List all the lines in these records that hold "посетителями".

··········

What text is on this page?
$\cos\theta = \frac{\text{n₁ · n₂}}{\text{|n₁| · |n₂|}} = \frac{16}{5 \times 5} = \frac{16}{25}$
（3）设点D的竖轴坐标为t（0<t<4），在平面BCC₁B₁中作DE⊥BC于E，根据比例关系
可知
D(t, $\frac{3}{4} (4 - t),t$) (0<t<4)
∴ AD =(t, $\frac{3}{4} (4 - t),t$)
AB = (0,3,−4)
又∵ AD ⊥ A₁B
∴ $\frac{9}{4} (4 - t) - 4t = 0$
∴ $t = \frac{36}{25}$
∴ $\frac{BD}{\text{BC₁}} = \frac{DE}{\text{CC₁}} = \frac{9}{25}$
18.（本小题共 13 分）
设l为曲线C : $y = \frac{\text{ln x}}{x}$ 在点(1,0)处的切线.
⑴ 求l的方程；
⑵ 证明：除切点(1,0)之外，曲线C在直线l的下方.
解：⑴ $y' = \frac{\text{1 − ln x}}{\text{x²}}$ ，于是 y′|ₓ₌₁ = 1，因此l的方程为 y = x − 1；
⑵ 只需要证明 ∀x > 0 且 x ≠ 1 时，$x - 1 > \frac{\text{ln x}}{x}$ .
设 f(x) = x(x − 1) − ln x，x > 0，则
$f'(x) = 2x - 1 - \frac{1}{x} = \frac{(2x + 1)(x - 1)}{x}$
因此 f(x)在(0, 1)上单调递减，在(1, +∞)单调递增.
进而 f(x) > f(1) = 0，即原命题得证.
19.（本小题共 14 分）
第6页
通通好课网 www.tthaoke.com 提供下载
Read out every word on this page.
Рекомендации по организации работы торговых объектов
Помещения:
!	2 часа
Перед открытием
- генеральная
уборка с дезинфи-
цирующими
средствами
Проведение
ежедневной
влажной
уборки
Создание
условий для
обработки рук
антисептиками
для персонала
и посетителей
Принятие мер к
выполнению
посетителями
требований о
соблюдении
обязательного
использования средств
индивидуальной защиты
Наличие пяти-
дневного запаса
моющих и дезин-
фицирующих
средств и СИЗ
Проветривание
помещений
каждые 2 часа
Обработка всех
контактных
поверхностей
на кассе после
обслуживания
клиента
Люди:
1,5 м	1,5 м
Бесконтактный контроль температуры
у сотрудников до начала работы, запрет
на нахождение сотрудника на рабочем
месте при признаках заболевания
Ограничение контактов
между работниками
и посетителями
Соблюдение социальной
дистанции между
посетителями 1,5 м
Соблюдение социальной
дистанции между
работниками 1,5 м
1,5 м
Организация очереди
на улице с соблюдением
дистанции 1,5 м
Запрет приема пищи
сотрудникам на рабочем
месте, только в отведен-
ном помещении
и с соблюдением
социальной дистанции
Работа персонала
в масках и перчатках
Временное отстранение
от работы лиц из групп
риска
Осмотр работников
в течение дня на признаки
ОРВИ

··········

Solved problem:
посетителями
и посетителями
посетителями 1,5 м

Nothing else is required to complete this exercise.